Description of the task:
Would you pull out every line of the material that contains the string "track"?
## Begin Data listing
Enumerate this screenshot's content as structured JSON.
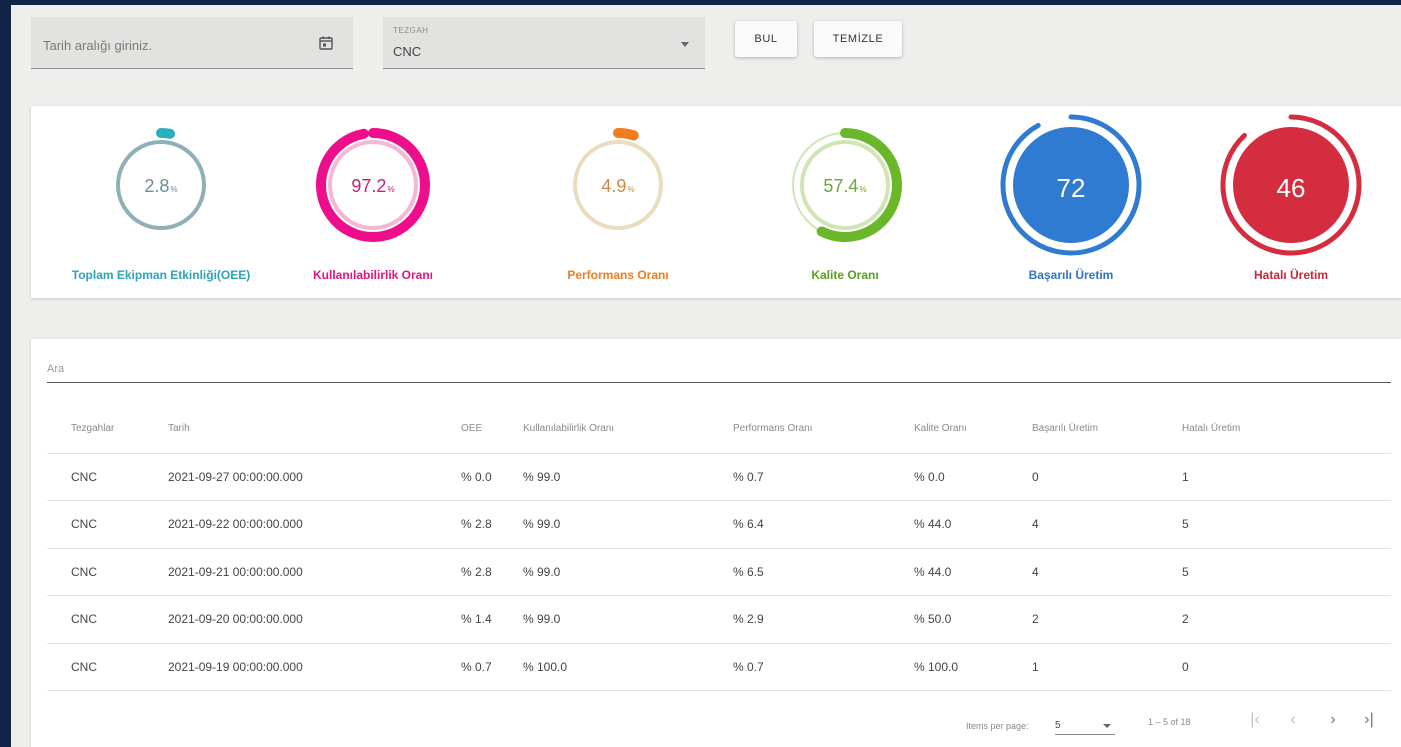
{
  "filters": {
    "date_placeholder": "Tarih aralığı giriniz.",
    "machine_label": "TEZGAH",
    "machine_value": "CNC",
    "find_label": "BUL",
    "clear_label": "TEMİZLE"
  },
  "metrics": [
    {
      "key": "oee",
      "label": "Toplam Ekipman Etkinliği(OEE)",
      "value": "2.8",
      "unit": "%",
      "fraction": 0.028,
      "color": "#8fb0b8",
      "track": "#8fb0b8",
      "label_color": "#2aa5b8",
      "arc": "#2aafbd",
      "style": "ring"
    },
    {
      "key": "availability",
      "label": "Kullanılabilirlik Oranı",
      "value": "97.2",
      "unit": "%",
      "fraction": 0.972,
      "color": "#ee0e8c",
      "track": "#f5b7d6",
      "label_color": "#e0137f",
      "arc": "#ee0e8c",
      "style": "ring"
    },
    {
      "key": "performance",
      "label": "Performans Oranı",
      "value": "4.9",
      "unit": "%",
      "fraction": 0.049,
      "color": "#e8d8b8",
      "track": "#ebdcbe",
      "label_color": "#ef7d1a",
      "arc": "#f07c1c",
      "style": "ring"
    },
    {
      "key": "quality",
      "label": "Kalite Oranı",
      "value": "57.4",
      "unit": "%",
      "fraction": 0.574,
      "color": "#6fb52c",
      "track": "#cfe6b4",
      "label_color": "#58a21e",
      "arc": "#6ab82a",
      "style": "ring"
    },
    {
      "key": "successful",
      "label": "Başarılı Üretim",
      "value": "72",
      "fraction": 0.92,
      "color": "#2f7bd2",
      "label_color": "#2f74c9",
      "arc": "#2f7bd2",
      "style": "filled"
    },
    {
      "key": "faulty",
      "label": "Hatalı Üretim",
      "value": "46",
      "fraction": 0.88,
      "color": "#d42d3f",
      "label_color": "#c8283a",
      "arc": "#d42d3f",
      "style": "filled"
    }
  ],
  "table": {
    "search_placeholder": "Ara",
    "headers": [
      "Tezgahlar",
      "Tarih",
      "OEE",
      "Kullanılabilirlik Oranı",
      "Performans Oranı",
      "Kalite Oranı",
      "Başarılı Üretim",
      "Hatalı Üretim"
    ],
    "rows": [
      [
        "CNC",
        "2021-09-27 00:00:00.000",
        "% 0.0",
        "% 99.0",
        "% 0.7",
        "% 0.0",
        "0",
        "1"
      ],
      [
        "CNC",
        "2021-09-22 00:00:00.000",
        "% 2.8",
        "% 99.0",
        "% 6.4",
        "% 44.0",
        "4",
        "5"
      ],
      [
        "CNC",
        "2021-09-21 00:00:00.000",
        "% 2.8",
        "% 99.0",
        "% 6.5",
        "% 44.0",
        "4",
        "5"
      ],
      [
        "CNC",
        "2021-09-20 00:00:00.000",
        "% 1.4",
        "% 99.0",
        "% 2.9",
        "% 50.0",
        "2",
        "2"
      ],
      [
        "CNC",
        "2021-09-19 00:00:00.000",
        "% 0.7",
        "% 100.0",
        "% 0.7",
        "% 100.0",
        "1",
        "0"
      ]
    ]
  },
  "paginator": {
    "items_per_page_label": "Items per page:",
    "page_size": "5",
    "range_label": "1 – 5 of 18",
    "first_icon": "first-page-icon",
    "prev_icon": "chevron-left-icon",
    "next_icon": "chevron-right-icon",
    "last_icon": "last-page-icon"
  }
}
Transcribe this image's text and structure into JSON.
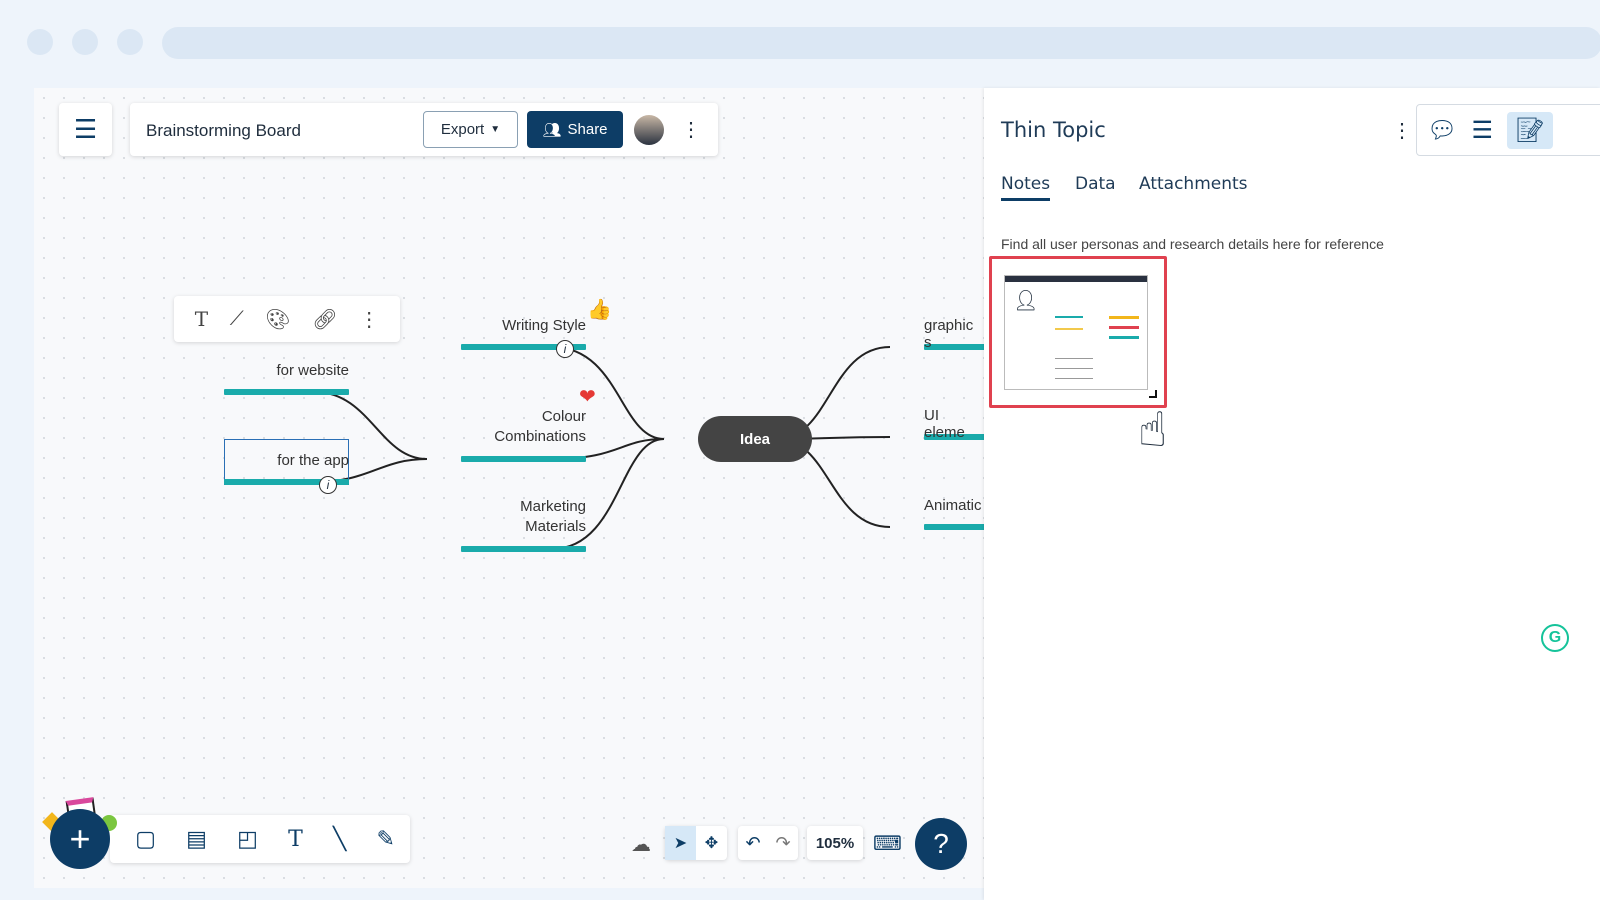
{
  "header": {
    "title": "Brainstorming Board",
    "export_label": "Export",
    "share_label": "Share"
  },
  "mindmap": {
    "central": "Idea",
    "left": [
      {
        "label": "Writing Style"
      },
      {
        "label": "Colour\nCombinations"
      },
      {
        "label": "Marketing\nMaterials"
      }
    ],
    "sub": [
      {
        "label": "for website"
      },
      {
        "label": "for the app"
      }
    ],
    "right": [
      {
        "label": "graphic s"
      },
      {
        "label": "UI eleme"
      },
      {
        "label": "Animatic"
      }
    ],
    "colors": {
      "branch": "#1aabab",
      "central": "#444444"
    }
  },
  "toolbar": {
    "zoom": "105%",
    "help": "?"
  },
  "panel": {
    "title": "Thin Topic",
    "tabs": [
      {
        "label": "Notes",
        "active": true
      },
      {
        "label": "Data"
      },
      {
        "label": "Attachments"
      }
    ],
    "note_text": "Find all user personas and research details here for reference"
  },
  "colors": {
    "primary": "#0d3d66",
    "accent": "#1aabab",
    "highlight": "#e0414f"
  }
}
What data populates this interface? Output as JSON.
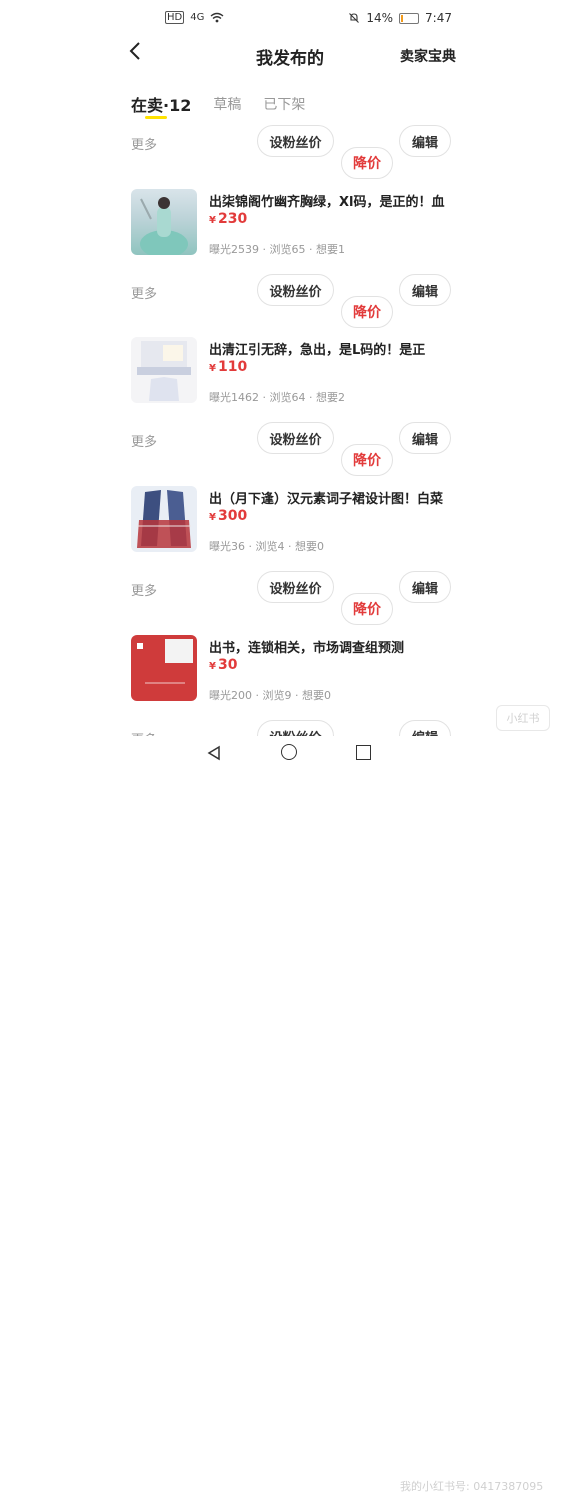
{
  "status_bar": {
    "left_icons": [
      "HD",
      "4G",
      "wifi-icon"
    ],
    "mute_icon": "bell-off-icon",
    "battery": "14%",
    "battery_level": 0.14,
    "time": "7:47"
  },
  "nav": {
    "back_icon": "chevron-left-icon",
    "title": "我发布的",
    "right_link": "卖家宝典"
  },
  "tabs": [
    {
      "label": "在卖·12",
      "active": true
    },
    {
      "label": "草稿",
      "active": false
    },
    {
      "label": "已下架",
      "active": false
    }
  ],
  "action_labels": {
    "more": "更多",
    "set_fans_price": "设粉丝价",
    "lower_price": "降价",
    "edit": "编辑"
  },
  "items": [
    {
      "title": "出柒锦阁竹幽齐胸绿，Xl码，是正的！血",
      "currency": "¥",
      "price": "230",
      "stats": "曝光2539 · 浏览65 · 想要1"
    },
    {
      "title": "出清江引无辞，急出，是L码的！是正",
      "currency": "¥",
      "price": "110",
      "stats": "曝光1462 · 浏览64 · 想要2"
    },
    {
      "title": "出（月下逢）汉元素词子裙设计图！白菜",
      "currency": "¥",
      "price": "300",
      "stats": "曝光36 · 浏览4 · 想要0"
    },
    {
      "title": "出书，连锁相关，市场调查组预测",
      "currency": "¥",
      "price": "30",
      "stats": "曝光200 · 浏览9 · 想要0"
    }
  ],
  "watermark": {
    "logo": "小红书",
    "text": "我的小红书号: 0417387095"
  },
  "colors": {
    "accent_underline": "#ffe200",
    "price": "#e23b3b"
  }
}
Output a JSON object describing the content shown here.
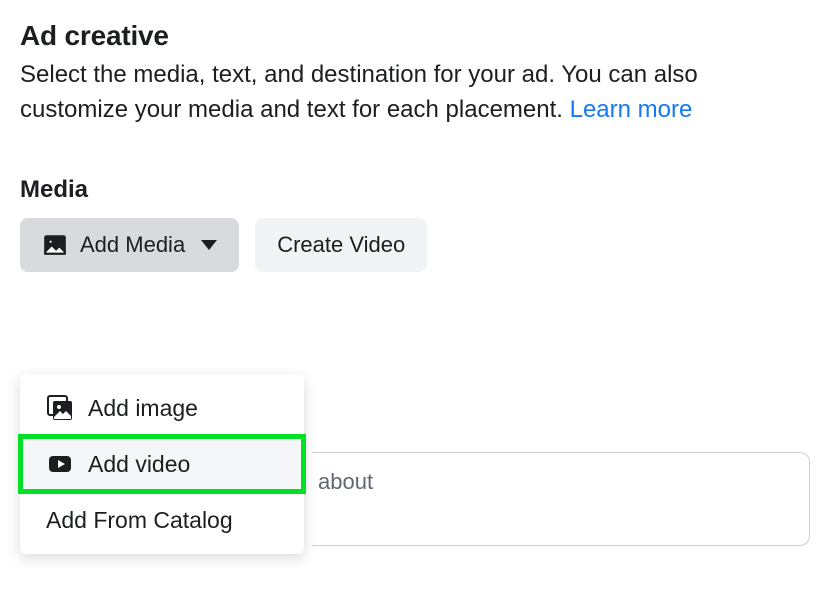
{
  "header": {
    "title": "Ad creative",
    "description_prefix": "Select the media, text, and destination for your ad. You can also customize your media and text for each placement. ",
    "learn_more_label": "Learn more"
  },
  "media": {
    "title": "Media",
    "add_media_label": "Add Media",
    "create_video_label": "Create Video"
  },
  "dropdown": {
    "items": [
      {
        "label": "Add image",
        "icon": "image-icon"
      },
      {
        "label": "Add video",
        "icon": "video-icon",
        "highlighted": true
      },
      {
        "label": "Add From Catalog",
        "icon": ""
      }
    ]
  },
  "textarea": {
    "placeholder_visible": "about"
  },
  "colors": {
    "link": "#1877f2",
    "highlight": "#00e026",
    "text": "#1c1e21"
  }
}
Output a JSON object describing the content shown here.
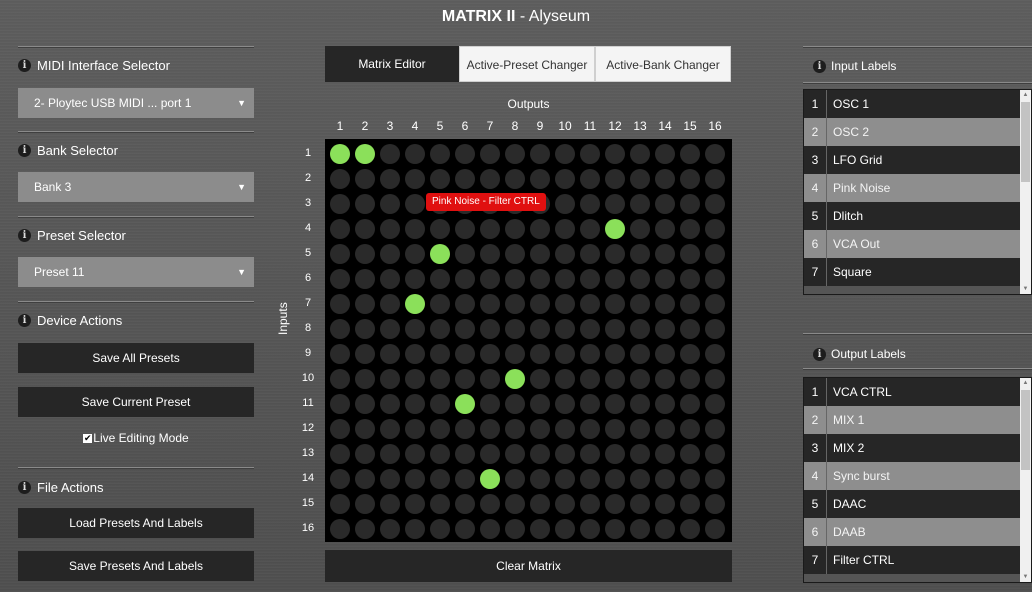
{
  "title": {
    "bold": "MATRIX II",
    "rest": " - Alyseum"
  },
  "left": {
    "midi": {
      "header": "MIDI Interface Selector",
      "value": "2- Ploytec USB MIDI ... port 1"
    },
    "bank": {
      "header": "Bank Selector",
      "value": "Bank 3"
    },
    "preset": {
      "header": "Preset Selector",
      "value": "Preset 11"
    },
    "device": {
      "header": "Device Actions",
      "save_all": "Save All Presets",
      "save_current": "Save Current Preset",
      "live_editing": "Live Editing Mode",
      "live_checked": true
    },
    "file": {
      "header": "File Actions",
      "load": "Load Presets And Labels",
      "save": "Save Presets And Labels"
    }
  },
  "tabs": [
    "Matrix Editor",
    "Active-Preset Changer",
    "Active-Bank Changer"
  ],
  "matrix": {
    "outputs_label": "Outputs",
    "inputs_label": "Inputs",
    "columns": [
      "1",
      "2",
      "3",
      "4",
      "5",
      "6",
      "7",
      "8",
      "9",
      "10",
      "11",
      "12",
      "13",
      "14",
      "15",
      "16"
    ],
    "rows": [
      "1",
      "2",
      "3",
      "4",
      "5",
      "6",
      "7",
      "8",
      "9",
      "10",
      "11",
      "12",
      "13",
      "14",
      "15",
      "16"
    ],
    "active": [
      [
        1,
        1
      ],
      [
        1,
        2
      ],
      [
        4,
        12
      ],
      [
        5,
        5
      ],
      [
        7,
        4
      ],
      [
        10,
        8
      ],
      [
        11,
        6
      ],
      [
        14,
        7
      ]
    ],
    "tooltip": "Pink Noise - Filter CTRL",
    "clear_label": "Clear Matrix"
  },
  "input_labels": {
    "header": "Input Labels",
    "items": [
      {
        "n": "1",
        "label": "OSC 1"
      },
      {
        "n": "2",
        "label": "OSC 2"
      },
      {
        "n": "3",
        "label": "LFO Grid"
      },
      {
        "n": "4",
        "label": "Pink Noise"
      },
      {
        "n": "5",
        "label": "Dlitch"
      },
      {
        "n": "6",
        "label": "VCA Out"
      },
      {
        "n": "7",
        "label": "Square"
      }
    ]
  },
  "output_labels": {
    "header": "Output Labels",
    "items": [
      {
        "n": "1",
        "label": "VCA CTRL"
      },
      {
        "n": "2",
        "label": "MIX 1"
      },
      {
        "n": "3",
        "label": "MIX 2"
      },
      {
        "n": "4",
        "label": "Sync burst"
      },
      {
        "n": "5",
        "label": "DAAC"
      },
      {
        "n": "6",
        "label": "DAAB"
      },
      {
        "n": "7",
        "label": "Filter CTRL"
      }
    ]
  },
  "colors": {
    "led_on": "#8be05a",
    "led_off": "#2a2a2a",
    "tooltip": "#e01010"
  }
}
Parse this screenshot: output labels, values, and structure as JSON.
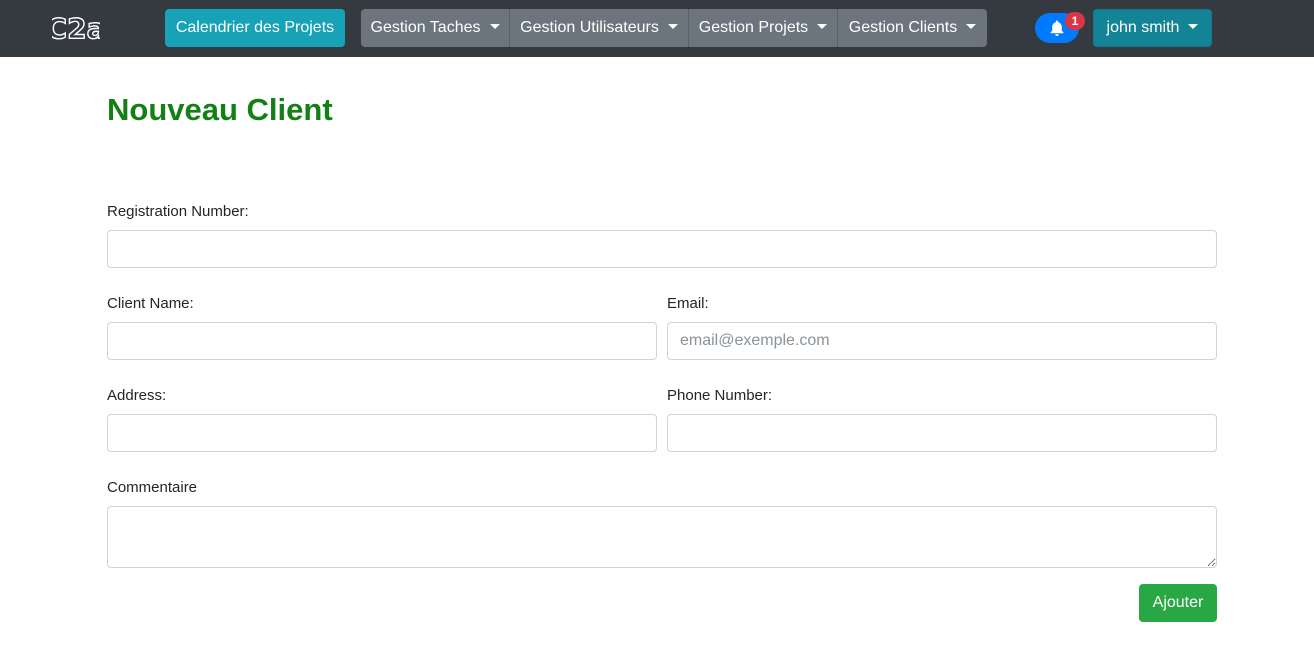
## End Data listing
Response to the exercise:
      "track": "#8fb0b8",
      "track": "#f5b7d6",
      "track": "#ebdcbe",
      "track": "#cfe6b4",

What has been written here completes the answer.